→ The exercise: Reproduce the following lines word for word, keeping every character, space and bracket unchanged.
+-------+
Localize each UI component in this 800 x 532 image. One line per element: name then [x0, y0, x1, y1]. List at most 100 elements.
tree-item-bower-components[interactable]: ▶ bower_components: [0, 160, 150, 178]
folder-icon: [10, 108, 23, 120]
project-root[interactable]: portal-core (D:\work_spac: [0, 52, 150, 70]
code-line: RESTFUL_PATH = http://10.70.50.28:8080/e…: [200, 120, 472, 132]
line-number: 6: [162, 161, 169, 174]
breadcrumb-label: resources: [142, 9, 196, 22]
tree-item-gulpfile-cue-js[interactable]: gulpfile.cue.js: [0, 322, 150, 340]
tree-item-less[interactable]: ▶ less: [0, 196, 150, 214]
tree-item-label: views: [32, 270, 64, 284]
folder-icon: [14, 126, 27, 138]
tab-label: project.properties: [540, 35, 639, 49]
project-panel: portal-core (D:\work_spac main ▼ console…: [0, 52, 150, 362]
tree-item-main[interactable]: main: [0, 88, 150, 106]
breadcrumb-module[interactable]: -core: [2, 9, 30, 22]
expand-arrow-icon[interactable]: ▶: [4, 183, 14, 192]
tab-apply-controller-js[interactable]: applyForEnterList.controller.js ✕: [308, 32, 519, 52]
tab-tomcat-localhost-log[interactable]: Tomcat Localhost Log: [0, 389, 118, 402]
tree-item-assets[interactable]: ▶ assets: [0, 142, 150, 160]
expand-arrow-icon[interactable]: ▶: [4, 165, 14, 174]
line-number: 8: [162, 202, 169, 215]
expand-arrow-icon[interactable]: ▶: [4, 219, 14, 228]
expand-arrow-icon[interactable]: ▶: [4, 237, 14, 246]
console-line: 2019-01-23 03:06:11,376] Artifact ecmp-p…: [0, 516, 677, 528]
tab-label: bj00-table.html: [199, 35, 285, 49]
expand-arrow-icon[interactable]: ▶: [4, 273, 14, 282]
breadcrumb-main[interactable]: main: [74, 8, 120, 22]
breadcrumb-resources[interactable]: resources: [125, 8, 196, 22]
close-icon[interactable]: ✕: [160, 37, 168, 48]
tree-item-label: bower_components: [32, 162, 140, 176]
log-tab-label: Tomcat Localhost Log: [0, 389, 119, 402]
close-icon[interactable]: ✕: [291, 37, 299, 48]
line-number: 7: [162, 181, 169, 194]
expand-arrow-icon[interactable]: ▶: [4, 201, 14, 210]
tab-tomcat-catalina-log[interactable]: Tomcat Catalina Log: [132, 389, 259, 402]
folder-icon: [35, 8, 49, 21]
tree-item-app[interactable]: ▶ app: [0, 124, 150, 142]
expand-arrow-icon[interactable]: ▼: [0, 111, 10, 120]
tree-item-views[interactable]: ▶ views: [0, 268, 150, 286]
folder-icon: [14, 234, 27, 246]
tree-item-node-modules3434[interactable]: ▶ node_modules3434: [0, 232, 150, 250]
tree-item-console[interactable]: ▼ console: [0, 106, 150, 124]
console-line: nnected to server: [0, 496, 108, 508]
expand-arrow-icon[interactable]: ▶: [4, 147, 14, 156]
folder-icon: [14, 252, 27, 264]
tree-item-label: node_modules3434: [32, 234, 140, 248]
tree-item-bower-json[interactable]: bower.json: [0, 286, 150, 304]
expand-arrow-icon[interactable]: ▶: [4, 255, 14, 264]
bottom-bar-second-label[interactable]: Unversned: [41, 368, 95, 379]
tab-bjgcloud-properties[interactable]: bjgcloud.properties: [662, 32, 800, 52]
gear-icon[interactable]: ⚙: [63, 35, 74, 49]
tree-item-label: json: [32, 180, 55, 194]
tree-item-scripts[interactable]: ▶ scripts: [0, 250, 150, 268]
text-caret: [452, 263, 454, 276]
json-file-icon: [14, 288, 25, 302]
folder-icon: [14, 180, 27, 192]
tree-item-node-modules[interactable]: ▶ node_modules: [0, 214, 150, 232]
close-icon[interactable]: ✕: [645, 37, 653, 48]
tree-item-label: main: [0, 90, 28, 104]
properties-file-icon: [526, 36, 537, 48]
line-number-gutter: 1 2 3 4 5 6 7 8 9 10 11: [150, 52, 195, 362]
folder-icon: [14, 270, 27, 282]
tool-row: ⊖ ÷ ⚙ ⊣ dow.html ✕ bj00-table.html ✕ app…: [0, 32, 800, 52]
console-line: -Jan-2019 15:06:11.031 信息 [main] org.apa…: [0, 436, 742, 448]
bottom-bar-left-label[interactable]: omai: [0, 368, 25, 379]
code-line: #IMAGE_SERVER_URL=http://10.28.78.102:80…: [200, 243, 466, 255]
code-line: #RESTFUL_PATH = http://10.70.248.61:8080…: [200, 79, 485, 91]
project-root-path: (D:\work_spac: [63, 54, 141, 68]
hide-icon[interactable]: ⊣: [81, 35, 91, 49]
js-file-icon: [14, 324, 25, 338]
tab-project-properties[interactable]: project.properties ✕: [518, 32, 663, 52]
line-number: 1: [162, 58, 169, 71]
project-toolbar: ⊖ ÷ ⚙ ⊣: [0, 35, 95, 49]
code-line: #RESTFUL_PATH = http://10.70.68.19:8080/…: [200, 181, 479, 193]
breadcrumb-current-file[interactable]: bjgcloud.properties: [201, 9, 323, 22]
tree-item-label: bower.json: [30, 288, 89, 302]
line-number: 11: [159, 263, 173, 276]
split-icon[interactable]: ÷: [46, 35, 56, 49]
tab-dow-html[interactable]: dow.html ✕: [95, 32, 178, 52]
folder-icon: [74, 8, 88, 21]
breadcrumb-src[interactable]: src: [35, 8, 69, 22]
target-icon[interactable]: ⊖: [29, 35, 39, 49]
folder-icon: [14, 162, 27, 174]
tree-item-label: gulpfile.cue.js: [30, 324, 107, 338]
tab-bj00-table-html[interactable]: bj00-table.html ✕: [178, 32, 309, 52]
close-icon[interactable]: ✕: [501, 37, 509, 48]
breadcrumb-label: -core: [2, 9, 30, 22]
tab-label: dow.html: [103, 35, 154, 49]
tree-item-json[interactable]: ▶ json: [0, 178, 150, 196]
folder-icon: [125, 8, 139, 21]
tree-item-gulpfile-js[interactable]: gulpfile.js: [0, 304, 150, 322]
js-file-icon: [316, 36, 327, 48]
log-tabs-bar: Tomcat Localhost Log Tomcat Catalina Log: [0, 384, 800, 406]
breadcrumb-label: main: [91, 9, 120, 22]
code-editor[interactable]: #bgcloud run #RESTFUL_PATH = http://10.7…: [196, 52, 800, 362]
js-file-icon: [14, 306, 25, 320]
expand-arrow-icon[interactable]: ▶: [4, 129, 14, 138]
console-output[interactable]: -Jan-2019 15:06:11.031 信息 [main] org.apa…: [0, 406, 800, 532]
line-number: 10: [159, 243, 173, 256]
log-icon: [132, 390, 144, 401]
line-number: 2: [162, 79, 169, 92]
+-------+
→ Correct result:
Localize each UI component in this 800 x 532 image. One line per element: name then [x0, y0, x1, y1]. List at most 100 elements.
tree-item-bower-components[interactable]: ▶ bower_components: [0, 160, 150, 178]
folder-icon: [10, 108, 23, 120]
project-root[interactable]: portal-core (D:\work_spac: [0, 52, 150, 70]
code-line: RESTFUL_PATH = http://10.70.50.28:8080/e…: [200, 120, 472, 132]
line-number: 6: [162, 161, 169, 174]
breadcrumb-label: resources: [142, 9, 196, 22]
tree-item-gulpfile-cue-js[interactable]: gulpfile.cue.js: [0, 322, 150, 340]
tree-item-less[interactable]: ▶ less: [0, 196, 150, 214]
tree-item-label: views: [32, 270, 64, 284]
folder-icon: [14, 126, 27, 138]
tab-label: project.properties: [540, 35, 639, 49]
project-panel: portal-core (D:\work_spac main ▼ console…: [0, 52, 150, 362]
tree-item-main[interactable]: main: [0, 88, 150, 106]
breadcrumb-module[interactable]: -core: [2, 9, 30, 22]
expand-arrow-icon[interactable]: ▶: [4, 183, 14, 192]
tab-apply-controller-js[interactable]: applyForEnterList.controller.js ✕: [308, 32, 519, 52]
tab-tomcat-localhost-log[interactable]: Tomcat Localhost Log: [0, 389, 118, 402]
tree-item-assets[interactable]: ▶ assets: [0, 142, 150, 160]
expand-arrow-icon[interactable]: ▶: [4, 165, 14, 174]
line-number: 8: [162, 202, 169, 215]
expand-arrow-icon[interactable]: ▶: [4, 219, 14, 228]
expand-arrow-icon[interactable]: ▶: [4, 237, 14, 246]
console-line: 2019-01-23 03:06:11,376] Artifact ecmp-p…: [0, 516, 677, 528]
tab-label: bj00-table.html: [199, 35, 285, 49]
expand-arrow-icon[interactable]: ▶: [4, 273, 14, 282]
breadcrumb-main[interactable]: main: [74, 8, 120, 22]
breadcrumb-resources[interactable]: resources: [125, 8, 196, 22]
close-icon[interactable]: ✕: [160, 37, 168, 48]
tree-item-label: bower_components: [32, 162, 140, 176]
log-tab-label: Tomcat Localhost Log: [0, 389, 119, 402]
close-icon[interactable]: ✕: [291, 37, 299, 48]
line-number: 7: [162, 181, 169, 194]
expand-arrow-icon[interactable]: ▶: [4, 201, 14, 210]
tab-tomcat-catalina-log[interactable]: Tomcat Catalina Log: [132, 389, 259, 402]
folder-icon: [35, 8, 49, 21]
tree-item-app[interactable]: ▶ app: [0, 124, 150, 142]
expand-arrow-icon[interactable]: ▼: [0, 111, 10, 120]
tree-item-views[interactable]: ▶ views: [0, 268, 150, 286]
folder-icon: [14, 234, 27, 246]
tree-item-node-modules3434[interactable]: ▶ node_modules3434: [0, 232, 150, 250]
tree-item-console[interactable]: ▼ console: [0, 106, 150, 124]
console-line: nnected to server: [0, 496, 108, 508]
expand-arrow-icon[interactable]: ▶: [4, 147, 14, 156]
folder-icon: [14, 252, 27, 264]
tree-item-label: node_modules3434: [32, 234, 140, 248]
tree-item-bower-json[interactable]: bower.json: [0, 286, 150, 304]
expand-arrow-icon[interactable]: ▶: [4, 255, 14, 264]
bottom-bar-second-label[interactable]: Unversned: [41, 368, 95, 379]
tab-bjgcloud-properties[interactable]: bjgcloud.properties: [662, 32, 800, 52]
gear-icon[interactable]: ⚙: [63, 35, 74, 49]
tree-item-label: json: [32, 180, 55, 194]
tree-item-scripts[interactable]: ▶ scripts: [0, 250, 150, 268]
text-caret: [452, 263, 454, 276]
json-file-icon: [14, 288, 25, 302]
folder-icon: [14, 180, 27, 192]
tree-item-node-modules[interactable]: ▶ node_modules: [0, 214, 150, 232]
close-icon[interactable]: ✕: [645, 37, 653, 48]
tree-item-label: main: [0, 90, 28, 104]
properties-file-icon: [526, 36, 537, 48]
line-number-gutter: 1 2 3 4 5 6 7 8 9 10 11: [150, 52, 195, 362]
folder-icon: [14, 270, 27, 282]
tool-row: ⊖ ÷ ⚙ ⊣ dow.html ✕ bj00-table.html ✕ app…: [0, 32, 800, 52]
console-line: -Jan-2019 15:06:11.031 信息 [main] org.apa…: [0, 436, 742, 448]
bottom-bar-left-label[interactable]: omai: [0, 368, 25, 379]
code-line: #IMAGE_SERVER_URL=http://10.28.78.102:80…: [200, 243, 466, 255]
code-line: #RESTFUL_PATH = http://10.70.248.61:8080…: [200, 79, 485, 91]
project-root-path: (D:\work_spac: [63, 54, 141, 68]
hide-icon[interactable]: ⊣: [81, 35, 91, 49]
js-file-icon: [14, 324, 25, 338]
tab-project-properties[interactable]: project.properties ✕: [518, 32, 663, 52]
line-number: 1: [162, 58, 169, 71]
project-toolbar: ⊖ ÷ ⚙ ⊣: [0, 35, 95, 49]
code-line: #RESTFUL_PATH = http://10.70.68.19:8080/…: [200, 181, 479, 193]
breadcrumb-current-file[interactable]: bjgcloud.properties: [201, 9, 323, 22]
tree-item-label: bower.json: [30, 288, 89, 302]
line-number: 11: [159, 263, 173, 276]
split-icon[interactable]: ÷: [46, 35, 56, 49]
tab-dow-html[interactable]: dow.html ✕: [95, 32, 178, 52]
folder-icon: [74, 8, 88, 21]
breadcrumb-src[interactable]: src: [35, 8, 69, 22]
target-icon[interactable]: ⊖: [29, 35, 39, 49]
folder-icon: [14, 162, 27, 174]
tree-item-label: gulpfile.cue.js: [30, 324, 107, 338]
tab-bj00-table-html[interactable]: bj00-table.html ✕: [178, 32, 309, 52]
close-icon[interactable]: ✕: [501, 37, 509, 48]
breadcrumb-label: -core: [2, 9, 30, 22]
tab-label: dow.html: [103, 35, 154, 49]
tree-item-json[interactable]: ▶ json: [0, 178, 150, 196]
folder-icon: [125, 8, 139, 21]
tree-item-gulpfile-js[interactable]: gulpfile.js: [0, 304, 150, 322]
js-file-icon: [316, 36, 327, 48]
log-tabs-bar: Tomcat Localhost Log Tomcat Catalina Log: [0, 384, 800, 406]
breadcrumb-label: main: [91, 9, 120, 22]
code-editor[interactable]: #bgcloud run #RESTFUL_PATH = http://10.7…: [196, 52, 800, 362]
js-file-icon: [14, 306, 25, 320]
expand-arrow-icon[interactable]: ▶: [4, 129, 14, 138]
console-output[interactable]: -Jan-2019 15:06:11.031 信息 [main] org.apa…: [0, 406, 800, 532]
line-number: 10: [159, 243, 173, 256]
log-icon: [132, 390, 144, 401]
line-number: 2: [162, 79, 169, 92]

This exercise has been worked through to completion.